## START DATA ROWS

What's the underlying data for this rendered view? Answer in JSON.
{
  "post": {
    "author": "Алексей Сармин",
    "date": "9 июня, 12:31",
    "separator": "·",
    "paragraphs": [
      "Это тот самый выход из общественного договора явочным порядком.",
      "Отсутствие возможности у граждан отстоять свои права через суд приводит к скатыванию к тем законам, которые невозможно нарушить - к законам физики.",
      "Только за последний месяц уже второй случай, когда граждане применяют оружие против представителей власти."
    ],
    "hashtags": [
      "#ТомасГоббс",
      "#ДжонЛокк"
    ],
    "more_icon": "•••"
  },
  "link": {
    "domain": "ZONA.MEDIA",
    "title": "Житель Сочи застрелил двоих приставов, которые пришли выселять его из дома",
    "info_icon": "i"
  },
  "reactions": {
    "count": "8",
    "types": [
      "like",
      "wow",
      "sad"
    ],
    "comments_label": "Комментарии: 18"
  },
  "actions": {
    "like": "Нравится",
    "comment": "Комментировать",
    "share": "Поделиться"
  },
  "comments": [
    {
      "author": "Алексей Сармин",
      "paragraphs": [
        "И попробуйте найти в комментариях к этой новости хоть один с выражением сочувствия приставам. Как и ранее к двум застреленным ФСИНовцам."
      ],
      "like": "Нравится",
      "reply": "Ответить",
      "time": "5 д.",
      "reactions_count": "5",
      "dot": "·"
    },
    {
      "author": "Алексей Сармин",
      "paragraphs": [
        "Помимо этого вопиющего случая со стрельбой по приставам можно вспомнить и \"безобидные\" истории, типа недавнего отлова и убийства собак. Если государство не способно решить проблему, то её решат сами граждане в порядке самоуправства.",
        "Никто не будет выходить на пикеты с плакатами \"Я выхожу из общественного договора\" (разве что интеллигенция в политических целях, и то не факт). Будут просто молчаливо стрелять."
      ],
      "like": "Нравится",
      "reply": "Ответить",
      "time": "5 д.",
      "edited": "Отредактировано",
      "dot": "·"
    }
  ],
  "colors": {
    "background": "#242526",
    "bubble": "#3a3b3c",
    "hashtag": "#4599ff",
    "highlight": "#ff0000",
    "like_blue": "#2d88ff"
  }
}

## END DATA ROWS

WORK TO DO >> Please output every record, keeping each line exact.

EXERCISE ANSWER >>
What's the underlying data for this rendered view? Answer in JSON.
{
  "post": {
    "author": "Алексей Сармин",
    "date": "9 июня, 12:31",
    "separator": "·",
    "paragraphs": [
      "Это тот самый выход из общественного договора явочным порядком.",
      "Отсутствие возможности у граждан отстоять свои права через суд приводит к скатыванию к тем законам, которые невозможно нарушить - к законам физики.",
      "Только за последний месяц уже второй случай, когда граждане применяют оружие против представителей власти."
    ],
    "hashtags": [
      "#ТомасГоббс",
      "#ДжонЛокк"
    ],
    "more_icon": "•••"
  },
  "link": {
    "domain": "ZONA.MEDIA",
    "title": "Житель Сочи застрелил двоих приставов, которые пришли выселять его из дома",
    "info_icon": "i"
  },
  "reactions": {
    "count": "8",
    "types": [
      "like",
      "wow",
      "sad"
    ],
    "comments_label": "Комментарии: 18"
  },
  "actions": {
    "like": "Нравится",
    "comment": "Комментировать",
    "share": "Поделиться"
  },
  "comments": [
    {
      "author": "Алексей Сармин",
      "paragraphs": [
        "И попробуйте найти в комментариях к этой новости хоть один с выражением сочувствия приставам. Как и ранее к двум застреленным ФСИНовцам."
      ],
      "like": "Нравится",
      "reply": "Ответить",
      "time": "5 д.",
      "reactions_count": "5",
      "dot": "·"
    },
    {
      "author": "Алексей Сармин",
      "paragraphs": [
        "Помимо этого вопиющего случая со стрельбой по приставам можно вспомнить и \"безобидные\" истории, типа недавнего отлова и убийства собак. Если государство не способно решить проблему, то её решат сами граждане в порядке самоуправства.",
        "Никто не будет выходить на пикеты с плакатами \"Я выхожу из общественного договора\" (разве что интеллигенция в политических целях, и то не факт). Будут просто молчаливо стрелять."
      ],
      "like": "Нравится",
      "reply": "Ответить",
      "time": "5 д.",
      "edited": "Отредактировано",
      "dot": "·"
    }
  ],
  "colors": {
    "background": "#242526",
    "bubble": "#3a3b3c",
    "hashtag": "#4599ff",
    "highlight": "#ff0000",
    "like_blue": "#2d88ff"
  }
}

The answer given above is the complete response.